** START **

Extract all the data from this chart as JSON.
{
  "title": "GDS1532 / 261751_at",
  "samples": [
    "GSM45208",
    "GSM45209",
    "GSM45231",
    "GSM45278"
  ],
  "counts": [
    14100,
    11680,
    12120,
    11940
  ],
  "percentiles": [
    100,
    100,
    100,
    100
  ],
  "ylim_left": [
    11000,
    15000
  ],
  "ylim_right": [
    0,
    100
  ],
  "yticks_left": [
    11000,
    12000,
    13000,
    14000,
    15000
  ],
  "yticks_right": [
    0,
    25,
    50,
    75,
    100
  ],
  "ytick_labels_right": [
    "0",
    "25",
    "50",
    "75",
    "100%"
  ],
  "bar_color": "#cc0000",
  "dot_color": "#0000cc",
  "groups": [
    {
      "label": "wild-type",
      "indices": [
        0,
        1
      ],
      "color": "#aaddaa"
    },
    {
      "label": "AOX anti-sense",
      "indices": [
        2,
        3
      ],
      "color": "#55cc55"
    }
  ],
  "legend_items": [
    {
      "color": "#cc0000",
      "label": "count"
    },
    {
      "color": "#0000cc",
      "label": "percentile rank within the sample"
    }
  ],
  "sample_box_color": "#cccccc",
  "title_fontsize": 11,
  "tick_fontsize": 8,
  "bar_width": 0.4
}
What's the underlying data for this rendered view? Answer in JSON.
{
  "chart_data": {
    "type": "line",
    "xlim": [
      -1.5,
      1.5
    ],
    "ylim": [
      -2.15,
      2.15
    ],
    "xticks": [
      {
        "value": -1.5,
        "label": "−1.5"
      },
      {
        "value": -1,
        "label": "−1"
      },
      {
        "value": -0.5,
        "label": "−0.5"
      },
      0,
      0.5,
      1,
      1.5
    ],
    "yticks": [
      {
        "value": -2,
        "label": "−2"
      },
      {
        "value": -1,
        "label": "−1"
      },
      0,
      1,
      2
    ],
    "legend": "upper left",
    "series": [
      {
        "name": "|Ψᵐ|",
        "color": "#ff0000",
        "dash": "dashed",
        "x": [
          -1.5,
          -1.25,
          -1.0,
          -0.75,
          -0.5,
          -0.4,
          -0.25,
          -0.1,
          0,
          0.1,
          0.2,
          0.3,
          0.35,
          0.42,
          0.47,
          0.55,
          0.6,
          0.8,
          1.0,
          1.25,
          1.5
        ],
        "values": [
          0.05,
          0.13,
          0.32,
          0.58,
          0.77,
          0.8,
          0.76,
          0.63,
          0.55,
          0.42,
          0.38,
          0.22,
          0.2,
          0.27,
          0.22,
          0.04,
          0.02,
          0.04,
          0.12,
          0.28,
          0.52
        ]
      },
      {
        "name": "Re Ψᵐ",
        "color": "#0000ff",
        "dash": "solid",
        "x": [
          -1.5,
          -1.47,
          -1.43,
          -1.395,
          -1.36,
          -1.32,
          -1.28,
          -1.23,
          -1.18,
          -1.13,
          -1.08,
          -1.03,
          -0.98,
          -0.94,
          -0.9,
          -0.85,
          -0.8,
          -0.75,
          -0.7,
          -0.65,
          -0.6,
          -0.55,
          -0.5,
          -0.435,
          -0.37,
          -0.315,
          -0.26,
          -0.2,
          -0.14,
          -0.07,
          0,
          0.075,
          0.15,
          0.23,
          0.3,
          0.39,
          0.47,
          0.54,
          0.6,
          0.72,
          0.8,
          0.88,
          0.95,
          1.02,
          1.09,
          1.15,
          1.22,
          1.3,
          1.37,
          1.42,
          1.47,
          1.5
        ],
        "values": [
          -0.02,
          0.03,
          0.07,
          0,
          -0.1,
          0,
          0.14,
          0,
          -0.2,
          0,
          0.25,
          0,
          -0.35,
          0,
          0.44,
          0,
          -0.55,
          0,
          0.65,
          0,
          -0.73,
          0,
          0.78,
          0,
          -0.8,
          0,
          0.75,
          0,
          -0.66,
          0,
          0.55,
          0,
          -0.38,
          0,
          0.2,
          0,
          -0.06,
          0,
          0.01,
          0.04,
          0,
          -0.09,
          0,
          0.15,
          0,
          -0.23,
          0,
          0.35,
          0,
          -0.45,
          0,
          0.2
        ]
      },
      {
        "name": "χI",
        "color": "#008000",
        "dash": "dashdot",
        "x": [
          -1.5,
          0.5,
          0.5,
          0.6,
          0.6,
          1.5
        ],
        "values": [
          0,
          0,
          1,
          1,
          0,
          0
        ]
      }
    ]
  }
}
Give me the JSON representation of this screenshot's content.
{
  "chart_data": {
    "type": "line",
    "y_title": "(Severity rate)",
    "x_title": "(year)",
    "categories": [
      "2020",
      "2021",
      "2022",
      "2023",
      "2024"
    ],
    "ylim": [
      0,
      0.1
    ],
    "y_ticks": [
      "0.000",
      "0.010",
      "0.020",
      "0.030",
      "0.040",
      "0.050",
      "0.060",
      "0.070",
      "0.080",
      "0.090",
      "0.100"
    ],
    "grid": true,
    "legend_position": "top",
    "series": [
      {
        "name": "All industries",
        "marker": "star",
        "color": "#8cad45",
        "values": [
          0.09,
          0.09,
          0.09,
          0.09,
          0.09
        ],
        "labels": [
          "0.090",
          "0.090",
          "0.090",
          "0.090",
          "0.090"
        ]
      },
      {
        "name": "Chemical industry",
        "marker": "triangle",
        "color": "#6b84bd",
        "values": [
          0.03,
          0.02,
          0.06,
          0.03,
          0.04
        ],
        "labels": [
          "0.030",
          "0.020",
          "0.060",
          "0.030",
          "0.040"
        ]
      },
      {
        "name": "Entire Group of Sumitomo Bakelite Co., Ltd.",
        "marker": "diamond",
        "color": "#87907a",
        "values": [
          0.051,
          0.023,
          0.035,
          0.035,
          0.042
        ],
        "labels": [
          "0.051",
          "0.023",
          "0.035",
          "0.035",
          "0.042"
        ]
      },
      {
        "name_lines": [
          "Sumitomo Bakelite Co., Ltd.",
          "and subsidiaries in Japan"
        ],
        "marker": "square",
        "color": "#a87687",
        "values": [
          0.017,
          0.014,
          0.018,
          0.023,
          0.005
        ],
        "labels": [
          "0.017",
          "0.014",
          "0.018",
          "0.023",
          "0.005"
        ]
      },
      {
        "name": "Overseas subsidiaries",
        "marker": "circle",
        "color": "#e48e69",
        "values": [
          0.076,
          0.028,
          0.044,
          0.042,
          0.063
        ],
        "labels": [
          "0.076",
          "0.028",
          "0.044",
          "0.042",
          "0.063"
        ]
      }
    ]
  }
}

** END **

SHORT TASK –
Please restate the records in full, word for word.

THE ANSWER –
Extract all the data from this chart as JSON.
{
  "title": "GDS1532 / 261751_at",
  "samples": [
    "GSM45208",
    "GSM45209",
    "GSM45231",
    "GSM45278"
  ],
  "counts": [
    14100,
    11680,
    12120,
    11940
  ],
  "percentiles": [
    100,
    100,
    100,
    100
  ],
  "ylim_left": [
    11000,
    15000
  ],
  "ylim_right": [
    0,
    100
  ],
  "yticks_left": [
    11000,
    12000,
    13000,
    14000,
    15000
  ],
  "yticks_right": [
    0,
    25,
    50,
    75,
    100
  ],
  "ytick_labels_right": [
    "0",
    "25",
    "50",
    "75",
    "100%"
  ],
  "bar_color": "#cc0000",
  "dot_color": "#0000cc",
  "groups": [
    {
      "label": "wild-type",
      "indices": [
        0,
        1
      ],
      "color": "#aaddaa"
    },
    {
      "label": "AOX anti-sense",
      "indices": [
        2,
        3
      ],
      "color": "#55cc55"
    }
  ],
  "legend_items": [
    {
      "color": "#cc0000",
      "label": "count"
    },
    {
      "color": "#0000cc",
      "label": "percentile rank within the sample"
    }
  ],
  "sample_box_color": "#cccccc",
  "title_fontsize": 11,
  "tick_fontsize": 8,
  "bar_width": 0.4
}
What's the underlying data for this rendered view? Answer in JSON.
{
  "chart_data": {
    "type": "line",
    "xlim": [
      -1.5,
      1.5
    ],
    "ylim": [
      -2.15,
      2.15
    ],
    "xticks": [
      {
        "value": -1.5,
        "label": "−1.5"
      },
      {
        "value": -1,
        "label": "−1"
      },
      {
        "value": -0.5,
        "label": "−0.5"
      },
      0,
      0.5,
      1,
      1.5
    ],
    "yticks": [
      {
        "value": -2,
        "label": "−2"
      },
      {
        "value": -1,
        "label": "−1"
      },
      0,
      1,
      2
    ],
    "legend": "upper left",
    "series": [
      {
        "name": "|Ψᵐ|",
        "color": "#ff0000",
        "dash": "dashed",
        "x": [
          -1.5,
          -1.25,
          -1.0,
          -0.75,
          -0.5,
          -0.4,
          -0.25,
          -0.1,
          0,
          0.1,
          0.2,
          0.3,
          0.35,
          0.42,
          0.47,
          0.55,
          0.6,
          0.8,
          1.0,
          1.25,
          1.5
        ],
        "values": [
          0.05,
          0.13,
          0.32,
          0.58,
          0.77,
          0.8,
          0.76,
          0.63,
          0.55,
          0.42,
          0.38,
          0.22,
          0.2,
          0.27,
          0.22,
          0.04,
          0.02,
          0.04,
          0.12,
          0.28,
          0.52
        ]
      },
      {
        "name": "Re Ψᵐ",
        "color": "#0000ff",
        "dash": "solid",
        "x": [
          -1.5,
          -1.47,
          -1.43,
          -1.395,
          -1.36,
          -1.32,
          -1.28,
          -1.23,
          -1.18,
          -1.13,
          -1.08,
          -1.03,
          -0.98,
          -0.94,
          -0.9,
          -0.85,
          -0.8,
          -0.75,
          -0.7,
          -0.65,
          -0.6,
          -0.55,
          -0.5,
          -0.435,
          -0.37,
          -0.315,
          -0.26,
          -0.2,
          -0.14,
          -0.07,
          0,
          0.075,
          0.15,
          0.23,
          0.3,
          0.39,
          0.47,
          0.54,
          0.6,
          0.72,
          0.8,
          0.88,
          0.95,
          1.02,
          1.09,
          1.15,
          1.22,
          1.3,
          1.37,
          1.42,
          1.47,
          1.5
        ],
        "values": [
          -0.02,
          0.03,
          0.07,
          0,
          -0.1,
          0,
          0.14,
          0,
          -0.2,
          0,
          0.25,
          0,
          -0.35,
          0,
          0.44,
          0,
          -0.55,
          0,
          0.65,
          0,
          -0.73,
          0,
          0.78,
          0,
          -0.8,
          0,
          0.75,
          0,
          -0.66,
          0,
          0.55,
          0,
          -0.38,
          0,
          0.2,
          0,
          -0.06,
          0,
          0.01,
          0.04,
          0,
          -0.09,
          0,
          0.15,
          0,
          -0.23,
          0,
          0.35,
          0,
          -0.45,
          0,
          0.2
        ]
      },
      {
        "name": "χI",
        "color": "#008000",
        "dash": "dashdot",
        "x": [
          -1.5,
          0.5,
          0.5,
          0.6,
          0.6,
          1.5
        ],
        "values": [
          0,
          0,
          1,
          1,
          0,
          0
        ]
      }
    ]
  }
}
Give me the JSON representation of this screenshot's content.
{
  "chart_data": {
    "type": "line",
    "y_title": "(Severity rate)",
    "x_title": "(year)",
    "categories": [
      "2020",
      "2021",
      "2022",
      "2023",
      "2024"
    ],
    "ylim": [
      0,
      0.1
    ],
    "y_ticks": [
      "0.000",
      "0.010",
      "0.020",
      "0.030",
      "0.040",
      "0.050",
      "0.060",
      "0.070",
      "0.080",
      "0.090",
      "0.100"
    ],
    "grid": true,
    "legend_position": "top",
    "series": [
      {
        "name": "All industries",
        "marker": "star",
        "color": "#8cad45",
        "values": [
          0.09,
          0.09,
          0.09,
          0.09,
          0.09
        ],
        "labels": [
          "0.090",
          "0.090",
          "0.090",
          "0.090",
          "0.090"
        ]
      },
      {
        "name": "Chemical industry",
        "marker": "triangle",
        "color": "#6b84bd",
        "values": [
          0.03,
          0.02,
          0.06,
          0.03,
          0.04
        ],
        "labels": [
          "0.030",
          "0.020",
          "0.060",
          "0.030",
          "0.040"
        ]
      },
      {
        "name": "Entire Group of Sumitomo Bakelite Co., Ltd.",
        "marker": "diamond",
        "color": "#87907a",
        "values": [
          0.051,
          0.023,
          0.035,
          0.035,
          0.042
        ],
        "labels": [
          "0.051",
          "0.023",
          "0.035",
          "0.035",
          "0.042"
        ]
      },
      {
        "name_lines": [
          "Sumitomo Bakelite Co., Ltd.",
          "and subsidiaries in Japan"
        ],
        "marker": "square",
        "color": "#a87687",
        "values": [
          0.017,
          0.014,
          0.018,
          0.023,
          0.005
        ],
        "labels": [
          "0.017",
          "0.014",
          "0.018",
          "0.023",
          "0.005"
        ]
      },
      {
        "name": "Overseas subsidiaries",
        "marker": "circle",
        "color": "#e48e69",
        "values": [
          0.076,
          0.028,
          0.044,
          0.042,
          0.063
        ],
        "labels": [
          "0.076",
          "0.028",
          "0.044",
          "0.042",
          "0.063"
        ]
      }
    ]
  }
}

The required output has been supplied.